**Extrait du document**

↓

L’enquête sur le marché d’armement de 45 milliards de francs CFA signé sous l’ancien régime connaît de nouveaux développements judiciaires. Selon des informations publiées par le journal Libération, deux intermédiaires impliqués dans le dossier ont été inculpés puis placés sous mandat de dépôt dans le cadre de l’information judiciaire ouverte au niveau du troisième cabinet financier.
À l’origine de cette accélération de la procédure, une plainte déposée par l’Agent judiciaire de l’État (AJE), qui a relancé les investigations autour de ce contrat controversé.
Toujours d’après Libération, le parquet financier a requis un mandat d’arrêt international contre un homme d’affaires connu sous le surnom de « Petit Boubé ». Les enquêteurs soupçonnent sa société écran d’avoir servi dans un mécanisme de rétrocommissions mis en évidence par la Cellule nationale de traitement des informations financières (Centif).
Le quotidien révèle également qu’un autre volet de l’affaire, dans lequel un ancien ministre serait cité, a été transmis à la Haute Cour de Justice, juridiction habilitée à juger les membres du gouvernement pour des faits commis dans l’exercice de leurs fonctions.
Cette affaire, qui continue de susciter de nombreuses réactions, pourrait connaître de nouveaux rebondissements dans les prochains jours avec la poursuite des investigations judiciaires.

↑

**Entrées fournies**

↓

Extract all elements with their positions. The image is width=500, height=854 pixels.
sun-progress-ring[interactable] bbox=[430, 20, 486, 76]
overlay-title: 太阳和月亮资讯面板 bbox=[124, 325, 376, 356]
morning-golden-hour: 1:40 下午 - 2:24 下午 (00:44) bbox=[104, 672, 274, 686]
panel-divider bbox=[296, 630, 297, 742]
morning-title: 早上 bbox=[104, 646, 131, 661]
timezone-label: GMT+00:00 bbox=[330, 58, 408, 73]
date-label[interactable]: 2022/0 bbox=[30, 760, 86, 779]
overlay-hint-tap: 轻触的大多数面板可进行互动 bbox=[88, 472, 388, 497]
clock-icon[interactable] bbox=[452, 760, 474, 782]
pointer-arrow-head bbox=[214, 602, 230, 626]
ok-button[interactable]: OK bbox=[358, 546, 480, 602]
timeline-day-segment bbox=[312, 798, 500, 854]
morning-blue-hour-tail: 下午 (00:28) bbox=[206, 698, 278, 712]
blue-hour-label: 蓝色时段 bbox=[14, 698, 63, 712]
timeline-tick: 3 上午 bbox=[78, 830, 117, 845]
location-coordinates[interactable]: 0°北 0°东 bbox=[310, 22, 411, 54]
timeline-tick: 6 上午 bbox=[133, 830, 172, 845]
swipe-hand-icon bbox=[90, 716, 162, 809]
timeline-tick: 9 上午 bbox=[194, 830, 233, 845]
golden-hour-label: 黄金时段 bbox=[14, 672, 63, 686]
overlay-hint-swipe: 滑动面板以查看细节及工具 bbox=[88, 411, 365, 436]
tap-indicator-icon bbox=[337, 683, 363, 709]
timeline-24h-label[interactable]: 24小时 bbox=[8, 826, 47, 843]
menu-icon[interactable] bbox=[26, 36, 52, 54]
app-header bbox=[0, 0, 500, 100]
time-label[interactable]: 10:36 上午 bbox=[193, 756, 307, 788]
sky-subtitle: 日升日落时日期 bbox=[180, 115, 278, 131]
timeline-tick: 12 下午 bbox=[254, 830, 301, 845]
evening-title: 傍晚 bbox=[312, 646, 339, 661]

↑

Dans le texte sur le marché d'armement, qui a porté plainte et relancé les investigations ?

**Votre réponse**
L'Agent judiciaire de l'État (AJE).